AIM:
Extract all lines in the data that contain the word "submit".

[Data items]
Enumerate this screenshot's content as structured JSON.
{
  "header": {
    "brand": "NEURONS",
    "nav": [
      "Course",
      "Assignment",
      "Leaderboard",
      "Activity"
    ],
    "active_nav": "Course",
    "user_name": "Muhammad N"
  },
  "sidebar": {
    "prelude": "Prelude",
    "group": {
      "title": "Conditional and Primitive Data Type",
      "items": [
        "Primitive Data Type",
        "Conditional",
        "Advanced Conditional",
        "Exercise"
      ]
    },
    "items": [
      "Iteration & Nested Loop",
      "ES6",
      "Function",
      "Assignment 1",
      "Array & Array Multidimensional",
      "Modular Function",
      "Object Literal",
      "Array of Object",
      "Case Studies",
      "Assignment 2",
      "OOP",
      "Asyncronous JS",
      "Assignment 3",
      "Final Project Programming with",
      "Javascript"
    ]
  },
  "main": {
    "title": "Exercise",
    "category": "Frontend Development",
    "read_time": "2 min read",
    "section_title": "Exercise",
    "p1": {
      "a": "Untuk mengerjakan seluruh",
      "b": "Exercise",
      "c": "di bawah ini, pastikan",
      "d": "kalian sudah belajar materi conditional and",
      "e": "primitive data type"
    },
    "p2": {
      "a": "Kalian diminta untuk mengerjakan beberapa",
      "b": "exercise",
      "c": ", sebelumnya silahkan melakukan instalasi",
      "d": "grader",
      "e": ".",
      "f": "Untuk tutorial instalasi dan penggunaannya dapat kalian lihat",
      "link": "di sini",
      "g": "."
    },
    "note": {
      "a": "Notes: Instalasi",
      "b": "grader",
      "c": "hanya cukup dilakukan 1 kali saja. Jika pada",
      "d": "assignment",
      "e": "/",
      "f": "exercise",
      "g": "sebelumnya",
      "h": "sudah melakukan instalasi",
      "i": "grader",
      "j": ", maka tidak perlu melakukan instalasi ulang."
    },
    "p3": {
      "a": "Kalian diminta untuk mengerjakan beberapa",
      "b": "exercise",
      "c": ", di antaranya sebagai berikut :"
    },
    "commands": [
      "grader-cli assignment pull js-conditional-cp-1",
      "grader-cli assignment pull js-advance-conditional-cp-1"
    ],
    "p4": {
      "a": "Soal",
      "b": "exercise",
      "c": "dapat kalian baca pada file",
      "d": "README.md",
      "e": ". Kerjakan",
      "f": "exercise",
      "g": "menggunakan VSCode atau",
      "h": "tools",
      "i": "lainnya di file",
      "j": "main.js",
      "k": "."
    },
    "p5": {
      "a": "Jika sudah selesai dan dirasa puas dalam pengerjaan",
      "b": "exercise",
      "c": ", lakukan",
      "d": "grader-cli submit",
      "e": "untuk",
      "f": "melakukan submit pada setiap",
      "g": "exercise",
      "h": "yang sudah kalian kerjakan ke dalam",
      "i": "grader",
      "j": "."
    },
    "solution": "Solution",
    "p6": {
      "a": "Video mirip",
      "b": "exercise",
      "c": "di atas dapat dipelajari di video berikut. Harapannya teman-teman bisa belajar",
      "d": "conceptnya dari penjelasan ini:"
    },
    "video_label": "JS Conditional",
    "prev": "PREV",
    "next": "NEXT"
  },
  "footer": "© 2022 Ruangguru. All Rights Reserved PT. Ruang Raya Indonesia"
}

EXERCISE RESPONSE:
      "d": "grader-cli submit",
      "f": "melakukan submit pada setiap",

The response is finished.